# Data records start

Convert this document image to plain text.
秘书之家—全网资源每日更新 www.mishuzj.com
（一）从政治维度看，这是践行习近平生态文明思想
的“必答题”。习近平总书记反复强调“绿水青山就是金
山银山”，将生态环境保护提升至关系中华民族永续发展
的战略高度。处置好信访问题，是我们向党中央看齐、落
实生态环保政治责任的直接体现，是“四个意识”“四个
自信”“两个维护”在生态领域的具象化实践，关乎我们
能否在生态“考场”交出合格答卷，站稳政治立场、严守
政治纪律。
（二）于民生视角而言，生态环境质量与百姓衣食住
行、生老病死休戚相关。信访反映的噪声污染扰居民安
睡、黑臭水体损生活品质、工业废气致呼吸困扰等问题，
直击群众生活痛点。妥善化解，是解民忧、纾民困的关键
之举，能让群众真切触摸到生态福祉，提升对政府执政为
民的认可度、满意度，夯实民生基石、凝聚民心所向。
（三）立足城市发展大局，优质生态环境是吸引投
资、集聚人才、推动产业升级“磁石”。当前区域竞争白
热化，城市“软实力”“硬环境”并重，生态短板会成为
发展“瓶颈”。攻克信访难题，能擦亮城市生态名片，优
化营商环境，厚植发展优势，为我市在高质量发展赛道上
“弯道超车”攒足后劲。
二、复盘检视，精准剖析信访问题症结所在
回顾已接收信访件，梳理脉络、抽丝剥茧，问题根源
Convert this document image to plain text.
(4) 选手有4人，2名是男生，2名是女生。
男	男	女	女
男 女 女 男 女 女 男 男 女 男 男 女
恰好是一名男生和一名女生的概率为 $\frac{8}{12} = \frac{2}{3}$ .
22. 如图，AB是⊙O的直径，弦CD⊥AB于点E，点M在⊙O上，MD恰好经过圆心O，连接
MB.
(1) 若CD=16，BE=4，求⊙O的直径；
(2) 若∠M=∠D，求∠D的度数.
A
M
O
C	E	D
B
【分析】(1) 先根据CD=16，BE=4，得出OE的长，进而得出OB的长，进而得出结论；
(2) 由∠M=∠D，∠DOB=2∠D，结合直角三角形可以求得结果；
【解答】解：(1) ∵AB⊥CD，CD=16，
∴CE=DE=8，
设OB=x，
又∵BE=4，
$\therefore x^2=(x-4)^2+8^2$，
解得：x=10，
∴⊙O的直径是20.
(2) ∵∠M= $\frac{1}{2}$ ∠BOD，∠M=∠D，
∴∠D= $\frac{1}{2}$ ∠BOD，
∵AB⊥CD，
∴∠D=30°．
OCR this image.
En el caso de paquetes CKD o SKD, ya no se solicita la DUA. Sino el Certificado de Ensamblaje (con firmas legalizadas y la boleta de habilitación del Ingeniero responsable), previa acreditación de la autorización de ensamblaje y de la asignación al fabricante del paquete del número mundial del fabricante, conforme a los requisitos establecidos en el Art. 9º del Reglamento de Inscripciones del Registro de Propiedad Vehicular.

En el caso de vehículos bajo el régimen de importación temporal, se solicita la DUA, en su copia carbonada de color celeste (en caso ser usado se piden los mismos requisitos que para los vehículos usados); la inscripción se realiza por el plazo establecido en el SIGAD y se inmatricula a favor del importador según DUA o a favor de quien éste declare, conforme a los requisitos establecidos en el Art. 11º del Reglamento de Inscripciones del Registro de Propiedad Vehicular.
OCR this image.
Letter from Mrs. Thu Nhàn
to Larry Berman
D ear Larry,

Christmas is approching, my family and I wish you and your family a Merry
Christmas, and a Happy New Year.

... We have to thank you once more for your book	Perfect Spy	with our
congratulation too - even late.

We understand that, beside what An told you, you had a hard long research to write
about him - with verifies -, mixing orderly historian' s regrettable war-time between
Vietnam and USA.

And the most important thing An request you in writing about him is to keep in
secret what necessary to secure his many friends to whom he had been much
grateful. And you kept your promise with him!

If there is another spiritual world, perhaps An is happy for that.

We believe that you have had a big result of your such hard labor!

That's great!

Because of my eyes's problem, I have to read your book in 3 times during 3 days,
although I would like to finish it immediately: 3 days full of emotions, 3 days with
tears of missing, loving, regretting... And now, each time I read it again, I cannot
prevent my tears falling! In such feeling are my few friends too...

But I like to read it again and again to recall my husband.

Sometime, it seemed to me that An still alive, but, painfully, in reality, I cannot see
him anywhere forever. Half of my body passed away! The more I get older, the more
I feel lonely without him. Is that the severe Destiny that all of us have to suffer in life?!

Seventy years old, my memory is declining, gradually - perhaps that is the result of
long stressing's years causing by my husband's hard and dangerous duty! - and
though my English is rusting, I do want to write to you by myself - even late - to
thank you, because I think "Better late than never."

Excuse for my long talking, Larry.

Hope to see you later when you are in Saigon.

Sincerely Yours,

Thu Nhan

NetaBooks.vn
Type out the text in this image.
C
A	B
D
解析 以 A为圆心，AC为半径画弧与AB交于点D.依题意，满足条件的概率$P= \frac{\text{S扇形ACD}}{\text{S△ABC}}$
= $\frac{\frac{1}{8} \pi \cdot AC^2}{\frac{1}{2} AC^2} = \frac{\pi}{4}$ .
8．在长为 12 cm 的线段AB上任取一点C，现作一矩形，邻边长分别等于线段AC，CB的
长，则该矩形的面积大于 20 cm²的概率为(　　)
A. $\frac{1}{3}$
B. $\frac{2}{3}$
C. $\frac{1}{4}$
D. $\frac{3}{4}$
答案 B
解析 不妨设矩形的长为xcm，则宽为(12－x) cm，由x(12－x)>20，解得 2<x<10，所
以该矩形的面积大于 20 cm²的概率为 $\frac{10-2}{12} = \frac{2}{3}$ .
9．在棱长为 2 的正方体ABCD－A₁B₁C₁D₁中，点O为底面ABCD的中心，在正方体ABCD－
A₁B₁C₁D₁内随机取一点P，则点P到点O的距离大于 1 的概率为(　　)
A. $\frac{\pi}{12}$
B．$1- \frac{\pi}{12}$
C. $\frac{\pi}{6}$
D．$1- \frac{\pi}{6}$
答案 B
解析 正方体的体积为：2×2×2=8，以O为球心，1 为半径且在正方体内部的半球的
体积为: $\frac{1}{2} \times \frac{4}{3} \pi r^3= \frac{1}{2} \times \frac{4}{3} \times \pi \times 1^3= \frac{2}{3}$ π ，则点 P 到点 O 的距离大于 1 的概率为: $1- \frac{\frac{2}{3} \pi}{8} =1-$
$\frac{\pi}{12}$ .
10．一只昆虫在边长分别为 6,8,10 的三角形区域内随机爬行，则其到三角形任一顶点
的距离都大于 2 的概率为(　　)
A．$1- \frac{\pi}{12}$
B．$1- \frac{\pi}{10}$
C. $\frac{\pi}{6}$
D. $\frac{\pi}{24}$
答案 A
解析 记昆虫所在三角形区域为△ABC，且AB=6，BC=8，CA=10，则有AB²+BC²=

# Data records end

:: Task to complete ::
Return the entries in full, keeping every line exactly as it is.

:: Reply ::
Convert this document image to plain text.
秘书之家—全网资源每日更新 www.mishuzj.com
（一）从政治维度看，这是践行习近平生态文明思想
的“必答题”。习近平总书记反复强调“绿水青山就是金
山银山”，将生态环境保护提升至关系中华民族永续发展
的战略高度。处置好信访问题，是我们向党中央看齐、落
实生态环保政治责任的直接体现，是“四个意识”“四个
自信”“两个维护”在生态领域的具象化实践，关乎我们
能否在生态“考场”交出合格答卷，站稳政治立场、严守
政治纪律。
（二）于民生视角而言，生态环境质量与百姓衣食住
行、生老病死休戚相关。信访反映的噪声污染扰居民安
睡、黑臭水体损生活品质、工业废气致呼吸困扰等问题，
直击群众生活痛点。妥善化解，是解民忧、纾民困的关键
之举，能让群众真切触摸到生态福祉，提升对政府执政为
民的认可度、满意度，夯实民生基石、凝聚民心所向。
（三）立足城市发展大局，优质生态环境是吸引投
资、集聚人才、推动产业升级“磁石”。当前区域竞争白
热化，城市“软实力”“硬环境”并重，生态短板会成为
发展“瓶颈”。攻克信访难题，能擦亮城市生态名片，优
化营商环境，厚植发展优势，为我市在高质量发展赛道上
“弯道超车”攒足后劲。
二、复盘检视，精准剖析信访问题症结所在
回顾已接收信访件，梳理脉络、抽丝剥茧，问题根源
Convert this document image to plain text.
(4) 选手有4人，2名是男生，2名是女生。
男	男	女	女
男 女 女 男 女 女 男 男 女 男 男 女
恰好是一名男生和一名女生的概率为 $\frac{8}{12} = \frac{2}{3}$ .
22. 如图，AB是⊙O的直径，弦CD⊥AB于点E，点M在⊙O上，MD恰好经过圆心O，连接
MB.
(1) 若CD=16，BE=4，求⊙O的直径；
(2) 若∠M=∠D，求∠D的度数.
A
M
O
C	E	D
B
【分析】(1) 先根据CD=16，BE=4，得出OE的长，进而得出OB的长，进而得出结论；
(2) 由∠M=∠D，∠DOB=2∠D，结合直角三角形可以求得结果；
【解答】解：(1) ∵AB⊥CD，CD=16，
∴CE=DE=8，
设OB=x，
又∵BE=4，
$\therefore x^2=(x-4)^2+8^2$，
解得：x=10，
∴⊙O的直径是20.
(2) ∵∠M= $\frac{1}{2}$ ∠BOD，∠M=∠D，
∴∠D= $\frac{1}{2}$ ∠BOD，
∵AB⊥CD，
∴∠D=30°．
OCR this image.
En el caso de paquetes CKD o SKD, ya no se solicita la DUA. Sino el Certificado de Ensamblaje (con firmas legalizadas y la boleta de habilitación del Ingeniero responsable), previa acreditación de la autorización de ensamblaje y de la asignación al fabricante del paquete del número mundial del fabricante, conforme a los requisitos establecidos en el Art. 9º del Reglamento de Inscripciones del Registro de Propiedad Vehicular.

En el caso de vehículos bajo el régimen de importación temporal, se solicita la DUA, en su copia carbonada de color celeste (en caso ser usado se piden los mismos requisitos que para los vehículos usados); la inscripción se realiza por el plazo establecido en el SIGAD y se inmatricula a favor del importador según DUA o a favor de quien éste declare, conforme a los requisitos establecidos en el Art. 11º del Reglamento de Inscripciones del Registro de Propiedad Vehicular.
OCR this image.
Letter from Mrs. Thu Nhàn
to Larry Berman
D ear Larry,

Christmas is approching, my family and I wish you and your family a Merry
Christmas, and a Happy New Year.

... We have to thank you once more for your book	Perfect Spy	with our
congratulation too - even late.

We understand that, beside what An told you, you had a hard long research to write
about him - with verifies -, mixing orderly historian' s regrettable war-time between
Vietnam and USA.

And the most important thing An request you in writing about him is to keep in
secret what necessary to secure his many friends to whom he had been much
grateful. And you kept your promise with him!

If there is another spiritual world, perhaps An is happy for that.

We believe that you have had a big result of your such hard labor!

That's great!

Because of my eyes's problem, I have to read your book in 3 times during 3 days,
although I would like to finish it immediately: 3 days full of emotions, 3 days with
tears of missing, loving, regretting... And now, each time I read it again, I cannot
prevent my tears falling! In such feeling are my few friends too...

But I like to read it again and again to recall my husband.

Sometime, it seemed to me that An still alive, but, painfully, in reality, I cannot see
him anywhere forever. Half of my body passed away! The more I get older, the more
I feel lonely without him. Is that the severe Destiny that all of us have to suffer in life?!

Seventy years old, my memory is declining, gradually - perhaps that is the result of
long stressing's years causing by my husband's hard and dangerous duty! - and
though my English is rusting, I do want to write to you by myself - even late - to
thank you, because I think "Better late than never."

Excuse for my long talking, Larry.

Hope to see you later when you are in Saigon.

Sincerely Yours,

Thu Nhan

NetaBooks.vn
Type out the text in this image.
C
A	B
D
解析 以 A为圆心，AC为半径画弧与AB交于点D.依题意，满足条件的概率$P= \frac{\text{S扇形ACD}}{\text{S△ABC}}$
= $\frac{\frac{1}{8} \pi \cdot AC^2}{\frac{1}{2} AC^2} = \frac{\pi}{4}$ .
8．在长为 12 cm 的线段AB上任取一点C，现作一矩形，邻边长分别等于线段AC，CB的
长，则该矩形的面积大于 20 cm²的概率为(　　)
A. $\frac{1}{3}$
B. $\frac{2}{3}$
C. $\frac{1}{4}$
D. $\frac{3}{4}$
答案 B
解析 不妨设矩形的长为xcm，则宽为(12－x) cm，由x(12－x)>20，解得 2<x<10，所
以该矩形的面积大于 20 cm²的概率为 $\frac{10-2}{12} = \frac{2}{3}$ .
9．在棱长为 2 的正方体ABCD－A₁B₁C₁D₁中，点O为底面ABCD的中心，在正方体ABCD－
A₁B₁C₁D₁内随机取一点P，则点P到点O的距离大于 1 的概率为(　　)
A. $\frac{\pi}{12}$
B．$1- \frac{\pi}{12}$
C. $\frac{\pi}{6}$
D．$1- \frac{\pi}{6}$
答案 B
解析 正方体的体积为：2×2×2=8，以O为球心，1 为半径且在正方体内部的半球的
体积为: $\frac{1}{2} \times \frac{4}{3} \pi r^3= \frac{1}{2} \times \frac{4}{3} \times \pi \times 1^3= \frac{2}{3}$ π ，则点 P 到点 O 的距离大于 1 的概率为: $1- \frac{\frac{2}{3} \pi}{8} =1-$
$\frac{\pi}{12}$ .
10．一只昆虫在边长分别为 6,8,10 的三角形区域内随机爬行，则其到三角形任一顶点
的距离都大于 2 的概率为(　　)
A．$1- \frac{\pi}{12}$
B．$1- \frac{\pi}{10}$
C. $\frac{\pi}{6}$
D. $\frac{\pi}{24}$
答案 A
解析 记昆虫所在三角形区域为△ABC，且AB=6，BC=8，CA=10，则有AB²+BC²=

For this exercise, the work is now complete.